WORK INSTRUCTIONS | Output each of the rows below again, word for word and line for line, with no changes.

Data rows
------------------------

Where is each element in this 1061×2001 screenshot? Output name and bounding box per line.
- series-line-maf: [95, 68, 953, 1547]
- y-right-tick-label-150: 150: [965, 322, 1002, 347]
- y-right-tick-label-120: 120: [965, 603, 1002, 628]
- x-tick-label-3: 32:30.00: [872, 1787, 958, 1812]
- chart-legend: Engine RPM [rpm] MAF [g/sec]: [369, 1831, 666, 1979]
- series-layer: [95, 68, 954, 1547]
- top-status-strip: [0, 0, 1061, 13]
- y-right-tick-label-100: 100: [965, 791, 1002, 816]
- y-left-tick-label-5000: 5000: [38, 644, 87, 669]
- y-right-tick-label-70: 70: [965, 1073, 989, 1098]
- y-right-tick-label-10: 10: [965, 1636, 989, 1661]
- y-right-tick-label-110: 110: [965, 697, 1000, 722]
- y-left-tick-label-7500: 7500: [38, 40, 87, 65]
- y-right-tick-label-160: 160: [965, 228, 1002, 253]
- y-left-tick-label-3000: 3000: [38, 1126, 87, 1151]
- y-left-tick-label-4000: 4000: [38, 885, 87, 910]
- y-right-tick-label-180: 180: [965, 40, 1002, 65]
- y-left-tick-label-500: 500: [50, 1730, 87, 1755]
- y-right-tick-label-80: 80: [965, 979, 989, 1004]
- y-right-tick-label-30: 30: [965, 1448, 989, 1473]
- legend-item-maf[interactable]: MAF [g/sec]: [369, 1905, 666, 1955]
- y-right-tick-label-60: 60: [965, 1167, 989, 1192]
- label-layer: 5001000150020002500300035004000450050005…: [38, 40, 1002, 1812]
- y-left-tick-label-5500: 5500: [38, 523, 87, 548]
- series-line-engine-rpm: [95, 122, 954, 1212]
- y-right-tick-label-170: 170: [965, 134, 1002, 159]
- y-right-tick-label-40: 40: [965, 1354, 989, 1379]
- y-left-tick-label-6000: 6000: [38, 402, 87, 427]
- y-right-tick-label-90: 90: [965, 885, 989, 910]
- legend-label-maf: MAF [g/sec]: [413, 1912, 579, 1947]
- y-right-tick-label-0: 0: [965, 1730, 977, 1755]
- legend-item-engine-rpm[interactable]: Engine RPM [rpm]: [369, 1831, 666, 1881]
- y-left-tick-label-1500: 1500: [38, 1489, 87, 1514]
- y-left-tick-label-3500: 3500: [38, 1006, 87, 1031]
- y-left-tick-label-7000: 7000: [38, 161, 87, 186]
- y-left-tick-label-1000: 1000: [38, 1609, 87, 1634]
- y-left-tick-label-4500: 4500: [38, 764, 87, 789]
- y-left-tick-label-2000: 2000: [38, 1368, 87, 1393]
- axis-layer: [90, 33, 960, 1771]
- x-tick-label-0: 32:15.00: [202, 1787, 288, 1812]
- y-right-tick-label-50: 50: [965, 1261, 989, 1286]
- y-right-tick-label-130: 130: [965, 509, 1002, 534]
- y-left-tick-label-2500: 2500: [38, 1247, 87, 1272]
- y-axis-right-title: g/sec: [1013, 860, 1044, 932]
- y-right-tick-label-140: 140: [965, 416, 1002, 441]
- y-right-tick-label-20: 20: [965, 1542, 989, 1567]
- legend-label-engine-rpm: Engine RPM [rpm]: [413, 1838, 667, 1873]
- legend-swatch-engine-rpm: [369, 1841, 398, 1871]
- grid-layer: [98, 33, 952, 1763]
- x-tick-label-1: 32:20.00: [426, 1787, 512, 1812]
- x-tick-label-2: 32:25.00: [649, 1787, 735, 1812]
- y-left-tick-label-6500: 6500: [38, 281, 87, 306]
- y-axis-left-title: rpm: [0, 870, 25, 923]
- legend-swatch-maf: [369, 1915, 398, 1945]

------------------------

ANSWER FOR THE TASK |
Where is each element in this 1061×2001 screenshot? Output name and bounding box per line.
- series-line-maf: [95, 68, 953, 1547]
- y-right-tick-label-150: 150: [965, 322, 1002, 347]
- y-right-tick-label-120: 120: [965, 603, 1002, 628]
- x-tick-label-3: 32:30.00: [872, 1787, 958, 1812]
- chart-legend: Engine RPM [rpm] MAF [g/sec]: [369, 1831, 666, 1979]
- series-layer: [95, 68, 954, 1547]
- top-status-strip: [0, 0, 1061, 13]
- y-right-tick-label-100: 100: [965, 791, 1002, 816]
- y-left-tick-label-5000: 5000: [38, 644, 87, 669]
- y-right-tick-label-70: 70: [965, 1073, 989, 1098]
- y-right-tick-label-10: 10: [965, 1636, 989, 1661]
- y-right-tick-label-110: 110: [965, 697, 1000, 722]
- y-left-tick-label-7500: 7500: [38, 40, 87, 65]
- y-right-tick-label-160: 160: [965, 228, 1002, 253]
- y-left-tick-label-3000: 3000: [38, 1126, 87, 1151]
- y-left-tick-label-4000: 4000: [38, 885, 87, 910]
- y-right-tick-label-180: 180: [965, 40, 1002, 65]
- y-left-tick-label-500: 500: [50, 1730, 87, 1755]
- y-right-tick-label-80: 80: [965, 979, 989, 1004]
- y-right-tick-label-30: 30: [965, 1448, 989, 1473]
- legend-item-maf[interactable]: MAF [g/sec]: [369, 1905, 666, 1955]
- y-right-tick-label-60: 60: [965, 1167, 989, 1192]
- label-layer: 5001000150020002500300035004000450050005…: [38, 40, 1002, 1812]
- y-left-tick-label-5500: 5500: [38, 523, 87, 548]
- series-line-engine-rpm: [95, 122, 954, 1212]
- y-right-tick-label-170: 170: [965, 134, 1002, 159]
- y-right-tick-label-40: 40: [965, 1354, 989, 1379]
- y-left-tick-label-6000: 6000: [38, 402, 87, 427]
- y-right-tick-label-90: 90: [965, 885, 989, 910]
- legend-label-maf: MAF [g/sec]: [413, 1912, 579, 1947]
- y-right-tick-label-0: 0: [965, 1730, 977, 1755]
- legend-item-engine-rpm[interactable]: Engine RPM [rpm]: [369, 1831, 666, 1881]
- y-left-tick-label-1500: 1500: [38, 1489, 87, 1514]
- y-left-tick-label-3500: 3500: [38, 1006, 87, 1031]
- y-left-tick-label-7000: 7000: [38, 161, 87, 186]
- y-left-tick-label-1000: 1000: [38, 1609, 87, 1634]
- y-left-tick-label-4500: 4500: [38, 764, 87, 789]
- y-left-tick-label-2000: 2000: [38, 1368, 87, 1393]
- axis-layer: [90, 33, 960, 1771]
- x-tick-label-0: 32:15.00: [202, 1787, 288, 1812]
- y-right-tick-label-50: 50: [965, 1261, 989, 1286]
- y-right-tick-label-130: 130: [965, 509, 1002, 534]
- y-left-tick-label-2500: 2500: [38, 1247, 87, 1272]
- y-axis-right-title: g/sec: [1013, 860, 1044, 932]
- y-right-tick-label-140: 140: [965, 416, 1002, 441]
- y-right-tick-label-20: 20: [965, 1542, 989, 1567]
- legend-label-engine-rpm: Engine RPM [rpm]: [413, 1838, 667, 1873]
- legend-swatch-engine-rpm: [369, 1841, 398, 1871]
- grid-layer: [98, 33, 952, 1763]
- x-tick-label-1: 32:20.00: [426, 1787, 512, 1812]
- x-tick-label-2: 32:25.00: [649, 1787, 735, 1812]
- y-left-tick-label-6500: 6500: [38, 281, 87, 306]
- y-axis-left-title: rpm: [0, 870, 25, 923]
- legend-swatch-maf: [369, 1915, 398, 1945]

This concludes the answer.